** Begin Data shown **
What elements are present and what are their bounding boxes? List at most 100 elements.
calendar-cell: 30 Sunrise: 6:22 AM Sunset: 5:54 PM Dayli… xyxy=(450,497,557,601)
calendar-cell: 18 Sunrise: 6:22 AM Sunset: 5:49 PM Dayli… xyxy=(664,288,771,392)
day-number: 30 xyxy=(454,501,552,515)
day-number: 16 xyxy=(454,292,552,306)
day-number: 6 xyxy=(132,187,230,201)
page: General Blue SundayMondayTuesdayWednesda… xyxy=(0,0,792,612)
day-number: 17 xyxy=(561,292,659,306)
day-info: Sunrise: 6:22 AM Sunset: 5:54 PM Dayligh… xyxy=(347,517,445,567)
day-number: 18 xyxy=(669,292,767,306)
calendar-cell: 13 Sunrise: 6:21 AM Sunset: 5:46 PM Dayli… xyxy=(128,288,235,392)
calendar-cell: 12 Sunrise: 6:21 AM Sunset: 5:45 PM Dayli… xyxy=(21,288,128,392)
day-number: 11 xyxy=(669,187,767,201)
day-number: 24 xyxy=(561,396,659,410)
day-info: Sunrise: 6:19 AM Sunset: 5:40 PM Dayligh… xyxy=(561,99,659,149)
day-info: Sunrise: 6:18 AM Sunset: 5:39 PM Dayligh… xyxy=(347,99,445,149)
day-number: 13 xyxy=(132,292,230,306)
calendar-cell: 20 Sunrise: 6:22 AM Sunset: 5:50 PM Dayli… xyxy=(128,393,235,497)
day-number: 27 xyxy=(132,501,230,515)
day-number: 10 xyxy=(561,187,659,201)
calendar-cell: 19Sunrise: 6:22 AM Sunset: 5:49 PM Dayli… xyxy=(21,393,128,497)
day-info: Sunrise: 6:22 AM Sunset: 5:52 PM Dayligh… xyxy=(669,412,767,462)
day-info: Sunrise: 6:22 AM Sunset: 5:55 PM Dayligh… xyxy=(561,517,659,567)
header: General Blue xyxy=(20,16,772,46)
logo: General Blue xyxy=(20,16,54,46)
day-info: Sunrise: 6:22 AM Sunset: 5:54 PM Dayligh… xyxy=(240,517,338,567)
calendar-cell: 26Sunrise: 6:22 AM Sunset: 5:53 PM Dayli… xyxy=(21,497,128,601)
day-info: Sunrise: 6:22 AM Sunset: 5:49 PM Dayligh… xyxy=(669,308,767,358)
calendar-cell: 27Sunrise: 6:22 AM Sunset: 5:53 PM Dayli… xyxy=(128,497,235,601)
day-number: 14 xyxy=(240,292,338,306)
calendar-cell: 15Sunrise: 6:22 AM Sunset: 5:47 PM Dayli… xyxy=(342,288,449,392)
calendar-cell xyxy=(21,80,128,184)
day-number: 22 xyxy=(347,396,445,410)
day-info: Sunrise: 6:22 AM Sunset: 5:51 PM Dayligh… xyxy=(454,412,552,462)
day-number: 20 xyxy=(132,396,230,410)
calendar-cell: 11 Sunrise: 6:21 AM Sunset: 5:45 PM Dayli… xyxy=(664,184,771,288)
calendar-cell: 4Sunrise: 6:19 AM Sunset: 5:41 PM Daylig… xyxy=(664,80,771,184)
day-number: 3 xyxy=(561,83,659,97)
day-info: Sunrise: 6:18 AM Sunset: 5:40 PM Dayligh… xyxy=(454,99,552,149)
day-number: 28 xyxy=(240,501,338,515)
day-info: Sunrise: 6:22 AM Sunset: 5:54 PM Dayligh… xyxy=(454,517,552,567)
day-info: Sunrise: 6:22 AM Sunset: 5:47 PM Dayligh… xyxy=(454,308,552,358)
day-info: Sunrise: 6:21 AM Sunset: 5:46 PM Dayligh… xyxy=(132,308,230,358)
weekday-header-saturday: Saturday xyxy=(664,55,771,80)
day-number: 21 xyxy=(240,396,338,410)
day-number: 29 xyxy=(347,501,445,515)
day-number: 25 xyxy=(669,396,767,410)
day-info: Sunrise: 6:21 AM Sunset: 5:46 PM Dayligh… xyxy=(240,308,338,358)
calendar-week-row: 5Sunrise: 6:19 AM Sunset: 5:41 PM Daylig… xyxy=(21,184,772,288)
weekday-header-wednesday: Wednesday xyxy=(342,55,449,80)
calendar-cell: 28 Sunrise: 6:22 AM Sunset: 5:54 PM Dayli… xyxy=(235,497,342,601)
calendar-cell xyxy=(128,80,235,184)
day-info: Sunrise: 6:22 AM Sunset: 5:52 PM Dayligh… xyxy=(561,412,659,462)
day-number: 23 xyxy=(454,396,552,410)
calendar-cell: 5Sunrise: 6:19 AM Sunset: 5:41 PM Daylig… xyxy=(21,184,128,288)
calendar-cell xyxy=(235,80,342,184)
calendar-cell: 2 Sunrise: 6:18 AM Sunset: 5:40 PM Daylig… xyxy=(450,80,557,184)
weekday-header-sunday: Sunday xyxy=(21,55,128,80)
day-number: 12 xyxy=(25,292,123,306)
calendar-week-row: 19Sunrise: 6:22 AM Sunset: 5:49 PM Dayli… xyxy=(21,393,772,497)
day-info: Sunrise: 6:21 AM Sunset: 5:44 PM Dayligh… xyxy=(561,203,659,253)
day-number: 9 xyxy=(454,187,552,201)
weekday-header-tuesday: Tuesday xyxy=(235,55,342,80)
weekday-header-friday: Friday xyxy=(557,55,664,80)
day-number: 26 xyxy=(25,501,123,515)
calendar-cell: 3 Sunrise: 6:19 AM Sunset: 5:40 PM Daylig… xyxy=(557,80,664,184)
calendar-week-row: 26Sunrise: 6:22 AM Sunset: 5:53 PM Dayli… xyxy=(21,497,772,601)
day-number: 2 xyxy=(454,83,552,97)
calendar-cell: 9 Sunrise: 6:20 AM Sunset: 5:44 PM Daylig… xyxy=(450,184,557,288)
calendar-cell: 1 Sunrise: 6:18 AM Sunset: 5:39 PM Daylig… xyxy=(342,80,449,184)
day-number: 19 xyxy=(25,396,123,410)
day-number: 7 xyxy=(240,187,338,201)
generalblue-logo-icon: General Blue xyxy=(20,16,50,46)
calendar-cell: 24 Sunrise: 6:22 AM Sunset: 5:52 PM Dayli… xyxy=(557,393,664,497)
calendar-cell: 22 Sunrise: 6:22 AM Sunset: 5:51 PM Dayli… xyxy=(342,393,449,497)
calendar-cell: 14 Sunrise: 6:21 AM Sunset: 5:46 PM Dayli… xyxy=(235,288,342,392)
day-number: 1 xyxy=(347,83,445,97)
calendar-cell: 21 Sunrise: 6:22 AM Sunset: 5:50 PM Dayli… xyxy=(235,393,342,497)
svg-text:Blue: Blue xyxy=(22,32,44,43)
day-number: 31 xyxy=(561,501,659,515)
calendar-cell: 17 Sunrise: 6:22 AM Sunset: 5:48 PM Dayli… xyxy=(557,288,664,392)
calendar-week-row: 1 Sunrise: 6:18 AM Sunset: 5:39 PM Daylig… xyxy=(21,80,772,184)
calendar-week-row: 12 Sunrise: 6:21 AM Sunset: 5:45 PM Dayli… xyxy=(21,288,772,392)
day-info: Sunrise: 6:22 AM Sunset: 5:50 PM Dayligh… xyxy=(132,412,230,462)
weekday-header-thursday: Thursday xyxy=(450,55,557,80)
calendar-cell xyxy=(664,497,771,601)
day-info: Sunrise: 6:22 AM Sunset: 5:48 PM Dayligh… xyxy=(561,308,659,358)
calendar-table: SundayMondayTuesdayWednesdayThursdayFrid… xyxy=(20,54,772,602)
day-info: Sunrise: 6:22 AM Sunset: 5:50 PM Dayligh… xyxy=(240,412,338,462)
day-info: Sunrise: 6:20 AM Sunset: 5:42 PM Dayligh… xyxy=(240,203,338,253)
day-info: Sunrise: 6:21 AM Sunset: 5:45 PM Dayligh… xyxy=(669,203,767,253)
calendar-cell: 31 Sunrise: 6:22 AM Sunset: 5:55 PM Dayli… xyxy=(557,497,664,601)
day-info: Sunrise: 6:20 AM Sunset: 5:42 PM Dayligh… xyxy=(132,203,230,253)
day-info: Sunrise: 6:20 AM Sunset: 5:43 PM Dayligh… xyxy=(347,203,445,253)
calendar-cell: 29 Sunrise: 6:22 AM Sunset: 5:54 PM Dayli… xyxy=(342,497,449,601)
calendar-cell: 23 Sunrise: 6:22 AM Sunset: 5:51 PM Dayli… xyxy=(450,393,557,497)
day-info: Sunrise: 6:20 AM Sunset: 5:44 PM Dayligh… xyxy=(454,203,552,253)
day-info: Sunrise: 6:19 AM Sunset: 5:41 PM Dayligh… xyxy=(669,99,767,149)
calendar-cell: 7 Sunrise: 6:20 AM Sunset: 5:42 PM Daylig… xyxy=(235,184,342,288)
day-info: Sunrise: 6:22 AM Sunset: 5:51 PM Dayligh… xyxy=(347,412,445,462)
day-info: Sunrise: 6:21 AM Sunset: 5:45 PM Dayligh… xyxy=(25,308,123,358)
** End Data shown **
** Begin Data shown **
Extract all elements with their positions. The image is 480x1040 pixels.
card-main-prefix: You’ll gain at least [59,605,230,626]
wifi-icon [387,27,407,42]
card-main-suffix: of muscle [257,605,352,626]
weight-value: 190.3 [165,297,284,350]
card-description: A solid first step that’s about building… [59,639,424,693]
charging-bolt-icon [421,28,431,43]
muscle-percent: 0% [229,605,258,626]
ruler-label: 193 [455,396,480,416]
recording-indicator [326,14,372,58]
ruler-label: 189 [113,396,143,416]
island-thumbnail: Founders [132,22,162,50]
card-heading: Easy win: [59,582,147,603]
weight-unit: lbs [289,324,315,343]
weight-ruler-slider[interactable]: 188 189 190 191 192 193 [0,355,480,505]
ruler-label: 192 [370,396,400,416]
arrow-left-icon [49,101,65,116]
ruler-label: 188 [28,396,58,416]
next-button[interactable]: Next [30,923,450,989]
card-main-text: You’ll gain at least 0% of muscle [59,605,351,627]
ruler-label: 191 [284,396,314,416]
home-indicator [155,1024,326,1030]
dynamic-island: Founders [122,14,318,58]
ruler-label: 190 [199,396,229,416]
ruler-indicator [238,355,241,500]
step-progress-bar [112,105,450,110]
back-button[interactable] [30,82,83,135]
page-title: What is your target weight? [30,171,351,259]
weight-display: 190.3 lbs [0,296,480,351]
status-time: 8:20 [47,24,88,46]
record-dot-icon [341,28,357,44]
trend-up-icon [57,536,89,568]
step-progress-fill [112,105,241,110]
** End Data shown **
- Exercise description -
Copy out the lines word for word, beginning at the line that contains "What elements are" and stopping after the line that contains "day-number: 18 xyxy=(669,292,767,306)".

- Reply -
What elements are present and what are their bounding boxes? List at most 100 elements.
calendar-cell: 30 Sunrise: 6:22 AM Sunset: 5:54 PM Dayli… xyxy=(450,497,557,601)
calendar-cell: 18 Sunrise: 6:22 AM Sunset: 5:49 PM Dayli… xyxy=(664,288,771,392)
day-number: 30 xyxy=(454,501,552,515)
day-number: 16 xyxy=(454,292,552,306)
day-number: 6 xyxy=(132,187,230,201)
page: General Blue SundayMondayTuesdayWednesda… xyxy=(0,0,792,612)
day-number: 17 xyxy=(561,292,659,306)
day-info: Sunrise: 6:22 AM Sunset: 5:54 PM Dayligh… xyxy=(347,517,445,567)
day-number: 18 xyxy=(669,292,767,306)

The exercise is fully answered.